Exercise task ▸
Exactly repeat the full listing that follows.

Data excerpts ▸
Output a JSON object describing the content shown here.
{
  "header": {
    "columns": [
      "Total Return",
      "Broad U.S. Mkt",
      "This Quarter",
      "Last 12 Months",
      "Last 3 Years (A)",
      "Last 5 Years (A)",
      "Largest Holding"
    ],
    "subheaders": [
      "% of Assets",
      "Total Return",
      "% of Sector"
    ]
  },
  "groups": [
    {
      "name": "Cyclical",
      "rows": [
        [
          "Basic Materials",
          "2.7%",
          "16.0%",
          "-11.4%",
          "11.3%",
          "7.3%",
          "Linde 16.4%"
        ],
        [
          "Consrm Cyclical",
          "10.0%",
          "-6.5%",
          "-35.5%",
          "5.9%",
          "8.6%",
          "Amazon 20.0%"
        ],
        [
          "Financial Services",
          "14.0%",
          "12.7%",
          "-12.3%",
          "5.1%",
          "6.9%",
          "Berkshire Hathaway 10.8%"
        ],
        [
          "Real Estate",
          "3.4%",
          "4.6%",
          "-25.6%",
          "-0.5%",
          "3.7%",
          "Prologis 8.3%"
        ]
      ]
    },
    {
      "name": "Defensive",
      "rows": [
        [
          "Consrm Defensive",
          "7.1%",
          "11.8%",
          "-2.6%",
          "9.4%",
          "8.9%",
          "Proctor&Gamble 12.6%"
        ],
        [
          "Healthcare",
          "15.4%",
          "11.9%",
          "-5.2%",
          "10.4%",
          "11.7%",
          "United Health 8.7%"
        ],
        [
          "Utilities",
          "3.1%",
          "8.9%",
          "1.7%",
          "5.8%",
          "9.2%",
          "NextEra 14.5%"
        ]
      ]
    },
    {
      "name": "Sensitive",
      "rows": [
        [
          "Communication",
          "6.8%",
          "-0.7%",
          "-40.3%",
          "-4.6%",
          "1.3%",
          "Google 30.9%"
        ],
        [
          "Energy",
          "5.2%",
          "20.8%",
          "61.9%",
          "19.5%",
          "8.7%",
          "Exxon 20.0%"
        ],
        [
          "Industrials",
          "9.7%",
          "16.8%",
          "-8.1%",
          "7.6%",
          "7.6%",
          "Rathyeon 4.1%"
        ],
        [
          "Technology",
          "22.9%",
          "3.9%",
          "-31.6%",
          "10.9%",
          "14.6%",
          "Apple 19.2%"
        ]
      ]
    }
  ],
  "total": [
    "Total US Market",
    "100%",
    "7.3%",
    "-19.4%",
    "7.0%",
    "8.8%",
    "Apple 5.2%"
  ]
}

Final answer ▸
Output a JSON object describing the content shown here.
{
  "header": {
    "columns": [
      "Total Return",
      "Broad U.S. Mkt",
      "This Quarter",
      "Last 12 Months",
      "Last 3 Years (A)",
      "Last 5 Years (A)",
      "Largest Holding"
    ],
    "subheaders": [
      "% of Assets",
      "Total Return",
      "% of Sector"
    ]
  },
  "groups": [
    {
      "name": "Cyclical",
      "rows": [
        [
          "Basic Materials",
          "2.7%",
          "16.0%",
          "-11.4%",
          "11.3%",
          "7.3%",
          "Linde 16.4%"
        ],
        [
          "Consrm Cyclical",
          "10.0%",
          "-6.5%",
          "-35.5%",
          "5.9%",
          "8.6%",
          "Amazon 20.0%"
        ],
        [
          "Financial Services",
          "14.0%",
          "12.7%",
          "-12.3%",
          "5.1%",
          "6.9%",
          "Berkshire Hathaway 10.8%"
        ],
        [
          "Real Estate",
          "3.4%",
          "4.6%",
          "-25.6%",
          "-0.5%",
          "3.7%",
          "Prologis 8.3%"
        ]
      ]
    },
    {
      "name": "Defensive",
      "rows": [
        [
          "Consrm Defensive",
          "7.1%",
          "11.8%",
          "-2.6%",
          "9.4%",
          "8.9%",
          "Proctor&Gamble 12.6%"
        ],
        [
          "Healthcare",
          "15.4%",
          "11.9%",
          "-5.2%",
          "10.4%",
          "11.7%",
          "United Health 8.7%"
        ],
        [
          "Utilities",
          "3.1%",
          "8.9%",
          "1.7%",
          "5.8%",
          "9.2%",
          "NextEra 14.5%"
        ]
      ]
    },
    {
      "name": "Sensitive",
      "rows": [
        [
          "Communication",
          "6.8%",
          "-0.7%",
          "-40.3%",
          "-4.6%",
          "1.3%",
          "Google 30.9%"
        ],
        [
          "Energy",
          "5.2%",
          "20.8%",
          "61.9%",
          "19.5%",
          "8.7%",
          "Exxon 20.0%"
        ],
        [
          "Industrials",
          "9.7%",
          "16.8%",
          "-8.1%",
          "7.6%",
          "7.6%",
          "Rathyeon 4.1%"
        ],
        [
          "Technology",
          "22.9%",
          "3.9%",
          "-31.6%",
          "10.9%",
          "14.6%",
          "Apple 19.2%"
        ]
      ]
    }
  ],
  "total": [
    "Total US Market",
    "100%",
    "7.3%",
    "-19.4%",
    "7.0%",
    "8.8%",
    "Apple 5.2%"
  ]
}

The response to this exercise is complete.